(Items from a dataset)
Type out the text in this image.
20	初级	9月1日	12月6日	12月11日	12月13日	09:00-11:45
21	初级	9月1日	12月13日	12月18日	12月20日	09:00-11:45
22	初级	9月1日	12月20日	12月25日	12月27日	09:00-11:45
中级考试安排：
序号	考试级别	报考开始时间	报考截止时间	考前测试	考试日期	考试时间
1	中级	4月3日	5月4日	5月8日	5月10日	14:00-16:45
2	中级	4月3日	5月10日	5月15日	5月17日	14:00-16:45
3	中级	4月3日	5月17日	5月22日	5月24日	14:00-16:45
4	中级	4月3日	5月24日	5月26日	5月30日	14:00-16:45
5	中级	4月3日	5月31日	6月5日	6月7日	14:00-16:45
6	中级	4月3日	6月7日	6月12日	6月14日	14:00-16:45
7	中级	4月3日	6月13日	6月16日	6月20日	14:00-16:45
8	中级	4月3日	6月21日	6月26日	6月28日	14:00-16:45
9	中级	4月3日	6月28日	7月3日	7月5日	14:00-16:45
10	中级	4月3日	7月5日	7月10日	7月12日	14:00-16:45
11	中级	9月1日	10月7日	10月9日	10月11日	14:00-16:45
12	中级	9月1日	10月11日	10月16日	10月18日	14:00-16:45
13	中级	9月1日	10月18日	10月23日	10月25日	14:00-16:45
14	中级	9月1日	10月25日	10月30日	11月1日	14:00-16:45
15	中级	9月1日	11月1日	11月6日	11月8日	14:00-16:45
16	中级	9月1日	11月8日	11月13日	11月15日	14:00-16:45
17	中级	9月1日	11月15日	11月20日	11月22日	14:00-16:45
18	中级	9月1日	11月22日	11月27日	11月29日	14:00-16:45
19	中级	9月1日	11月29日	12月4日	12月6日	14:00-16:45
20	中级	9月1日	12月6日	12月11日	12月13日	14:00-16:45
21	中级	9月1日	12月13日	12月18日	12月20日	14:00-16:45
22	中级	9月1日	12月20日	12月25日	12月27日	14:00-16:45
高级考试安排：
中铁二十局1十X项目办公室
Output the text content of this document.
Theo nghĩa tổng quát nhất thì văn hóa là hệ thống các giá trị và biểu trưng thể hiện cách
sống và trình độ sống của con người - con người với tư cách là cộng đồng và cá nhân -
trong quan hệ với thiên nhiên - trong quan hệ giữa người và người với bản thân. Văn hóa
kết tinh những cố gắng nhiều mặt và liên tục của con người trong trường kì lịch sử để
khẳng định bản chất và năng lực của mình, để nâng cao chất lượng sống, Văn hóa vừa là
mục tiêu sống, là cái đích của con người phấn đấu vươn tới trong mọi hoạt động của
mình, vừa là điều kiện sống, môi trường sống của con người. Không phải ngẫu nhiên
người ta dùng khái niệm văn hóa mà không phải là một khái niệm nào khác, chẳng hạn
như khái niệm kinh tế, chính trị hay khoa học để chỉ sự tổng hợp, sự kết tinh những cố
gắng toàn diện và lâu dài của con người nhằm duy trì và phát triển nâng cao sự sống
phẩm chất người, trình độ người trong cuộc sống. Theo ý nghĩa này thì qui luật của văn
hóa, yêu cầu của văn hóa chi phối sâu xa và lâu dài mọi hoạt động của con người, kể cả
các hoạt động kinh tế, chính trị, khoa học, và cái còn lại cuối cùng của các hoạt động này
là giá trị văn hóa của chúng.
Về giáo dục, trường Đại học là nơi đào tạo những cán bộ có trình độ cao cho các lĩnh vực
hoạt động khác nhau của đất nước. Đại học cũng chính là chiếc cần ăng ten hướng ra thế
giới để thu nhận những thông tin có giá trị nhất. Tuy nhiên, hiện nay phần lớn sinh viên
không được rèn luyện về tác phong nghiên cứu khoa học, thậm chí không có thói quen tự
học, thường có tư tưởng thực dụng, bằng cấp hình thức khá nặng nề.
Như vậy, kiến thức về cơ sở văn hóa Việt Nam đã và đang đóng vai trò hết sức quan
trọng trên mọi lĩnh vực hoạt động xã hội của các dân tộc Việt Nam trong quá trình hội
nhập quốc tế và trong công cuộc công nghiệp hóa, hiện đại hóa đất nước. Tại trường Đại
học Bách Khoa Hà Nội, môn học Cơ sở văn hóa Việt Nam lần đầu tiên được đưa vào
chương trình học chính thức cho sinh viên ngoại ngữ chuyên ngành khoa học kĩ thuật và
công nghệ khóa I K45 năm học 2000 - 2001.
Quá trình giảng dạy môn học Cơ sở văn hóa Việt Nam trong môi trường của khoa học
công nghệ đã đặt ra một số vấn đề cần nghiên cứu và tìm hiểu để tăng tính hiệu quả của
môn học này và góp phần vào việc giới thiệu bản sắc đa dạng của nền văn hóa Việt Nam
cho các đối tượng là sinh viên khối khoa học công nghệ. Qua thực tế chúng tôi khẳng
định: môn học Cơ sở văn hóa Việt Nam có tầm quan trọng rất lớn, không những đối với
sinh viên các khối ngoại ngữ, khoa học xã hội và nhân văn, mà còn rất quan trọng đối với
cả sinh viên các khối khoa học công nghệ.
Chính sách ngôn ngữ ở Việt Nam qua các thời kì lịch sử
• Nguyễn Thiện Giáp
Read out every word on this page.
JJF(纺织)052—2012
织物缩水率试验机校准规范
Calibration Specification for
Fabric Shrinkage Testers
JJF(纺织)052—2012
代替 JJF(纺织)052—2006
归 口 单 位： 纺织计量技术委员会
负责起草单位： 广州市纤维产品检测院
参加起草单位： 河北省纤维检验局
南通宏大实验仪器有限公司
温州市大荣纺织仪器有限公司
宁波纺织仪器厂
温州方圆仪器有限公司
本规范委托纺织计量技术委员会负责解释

● **GOAL**: Quote all the records. Keep every word exact.

● **FINISHED TASK**:
Type out the text in this image.
20	初级	9月1日	12月6日	12月11日	12月13日	09:00-11:45
21	初级	9月1日	12月13日	12月18日	12月20日	09:00-11:45
22	初级	9月1日	12月20日	12月25日	12月27日	09:00-11:45
中级考试安排：
序号	考试级别	报考开始时间	报考截止时间	考前测试	考试日期	考试时间
1	中级	4月3日	5月4日	5月8日	5月10日	14:00-16:45
2	中级	4月3日	5月10日	5月15日	5月17日	14:00-16:45
3	中级	4月3日	5月17日	5月22日	5月24日	14:00-16:45
4	中级	4月3日	5月24日	5月26日	5月30日	14:00-16:45
5	中级	4月3日	5月31日	6月5日	6月7日	14:00-16:45
6	中级	4月3日	6月7日	6月12日	6月14日	14:00-16:45
7	中级	4月3日	6月13日	6月16日	6月20日	14:00-16:45
8	中级	4月3日	6月21日	6月26日	6月28日	14:00-16:45
9	中级	4月3日	6月28日	7月3日	7月5日	14:00-16:45
10	中级	4月3日	7月5日	7月10日	7月12日	14:00-16:45
11	中级	9月1日	10月7日	10月9日	10月11日	14:00-16:45
12	中级	9月1日	10月11日	10月16日	10月18日	14:00-16:45
13	中级	9月1日	10月18日	10月23日	10月25日	14:00-16:45
14	中级	9月1日	10月25日	10月30日	11月1日	14:00-16:45
15	中级	9月1日	11月1日	11月6日	11月8日	14:00-16:45
16	中级	9月1日	11月8日	11月13日	11月15日	14:00-16:45
17	中级	9月1日	11月15日	11月20日	11月22日	14:00-16:45
18	中级	9月1日	11月22日	11月27日	11月29日	14:00-16:45
19	中级	9月1日	11月29日	12月4日	12月6日	14:00-16:45
20	中级	9月1日	12月6日	12月11日	12月13日	14:00-16:45
21	中级	9月1日	12月13日	12月18日	12月20日	14:00-16:45
22	中级	9月1日	12月20日	12月25日	12月27日	14:00-16:45
高级考试安排：
中铁二十局1十X项目办公室
Output the text content of this document.
Theo nghĩa tổng quát nhất thì văn hóa là hệ thống các giá trị và biểu trưng thể hiện cách
sống và trình độ sống của con người - con người với tư cách là cộng đồng và cá nhân -
trong quan hệ với thiên nhiên - trong quan hệ giữa người và người với bản thân. Văn hóa
kết tinh những cố gắng nhiều mặt và liên tục của con người trong trường kì lịch sử để
khẳng định bản chất và năng lực của mình, để nâng cao chất lượng sống, Văn hóa vừa là
mục tiêu sống, là cái đích của con người phấn đấu vươn tới trong mọi hoạt động của
mình, vừa là điều kiện sống, môi trường sống của con người. Không phải ngẫu nhiên
người ta dùng khái niệm văn hóa mà không phải là một khái niệm nào khác, chẳng hạn
như khái niệm kinh tế, chính trị hay khoa học để chỉ sự tổng hợp, sự kết tinh những cố
gắng toàn diện và lâu dài của con người nhằm duy trì và phát triển nâng cao sự sống
phẩm chất người, trình độ người trong cuộc sống. Theo ý nghĩa này thì qui luật của văn
hóa, yêu cầu của văn hóa chi phối sâu xa và lâu dài mọi hoạt động của con người, kể cả
các hoạt động kinh tế, chính trị, khoa học, và cái còn lại cuối cùng của các hoạt động này
là giá trị văn hóa của chúng.
Về giáo dục, trường Đại học là nơi đào tạo những cán bộ có trình độ cao cho các lĩnh vực
hoạt động khác nhau của đất nước. Đại học cũng chính là chiếc cần ăng ten hướng ra thế
giới để thu nhận những thông tin có giá trị nhất. Tuy nhiên, hiện nay phần lớn sinh viên
không được rèn luyện về tác phong nghiên cứu khoa học, thậm chí không có thói quen tự
học, thường có tư tưởng thực dụng, bằng cấp hình thức khá nặng nề.
Như vậy, kiến thức về cơ sở văn hóa Việt Nam đã và đang đóng vai trò hết sức quan
trọng trên mọi lĩnh vực hoạt động xã hội của các dân tộc Việt Nam trong quá trình hội
nhập quốc tế và trong công cuộc công nghiệp hóa, hiện đại hóa đất nước. Tại trường Đại
học Bách Khoa Hà Nội, môn học Cơ sở văn hóa Việt Nam lần đầu tiên được đưa vào
chương trình học chính thức cho sinh viên ngoại ngữ chuyên ngành khoa học kĩ thuật và
công nghệ khóa I K45 năm học 2000 - 2001.
Quá trình giảng dạy môn học Cơ sở văn hóa Việt Nam trong môi trường của khoa học
công nghệ đã đặt ra một số vấn đề cần nghiên cứu và tìm hiểu để tăng tính hiệu quả của
môn học này và góp phần vào việc giới thiệu bản sắc đa dạng của nền văn hóa Việt Nam
cho các đối tượng là sinh viên khối khoa học công nghệ. Qua thực tế chúng tôi khẳng
định: môn học Cơ sở văn hóa Việt Nam có tầm quan trọng rất lớn, không những đối với
sinh viên các khối ngoại ngữ, khoa học xã hội và nhân văn, mà còn rất quan trọng đối với
cả sinh viên các khối khoa học công nghệ.
Chính sách ngôn ngữ ở Việt Nam qua các thời kì lịch sử
• Nguyễn Thiện Giáp
Read out every word on this page.
JJF(纺织)052—2012
织物缩水率试验机校准规范
Calibration Specification for
Fabric Shrinkage Testers
JJF(纺织)052—2012
代替 JJF(纺织)052—2006
归 口 单 位： 纺织计量技术委员会
负责起草单位： 广州市纤维产品检测院
参加起草单位： 河北省纤维检验局
南通宏大实验仪器有限公司
温州市大荣纺织仪器有限公司
宁波纺织仪器厂
温州方圆仪器有限公司
本规范委托纺织计量技术委员会负责解释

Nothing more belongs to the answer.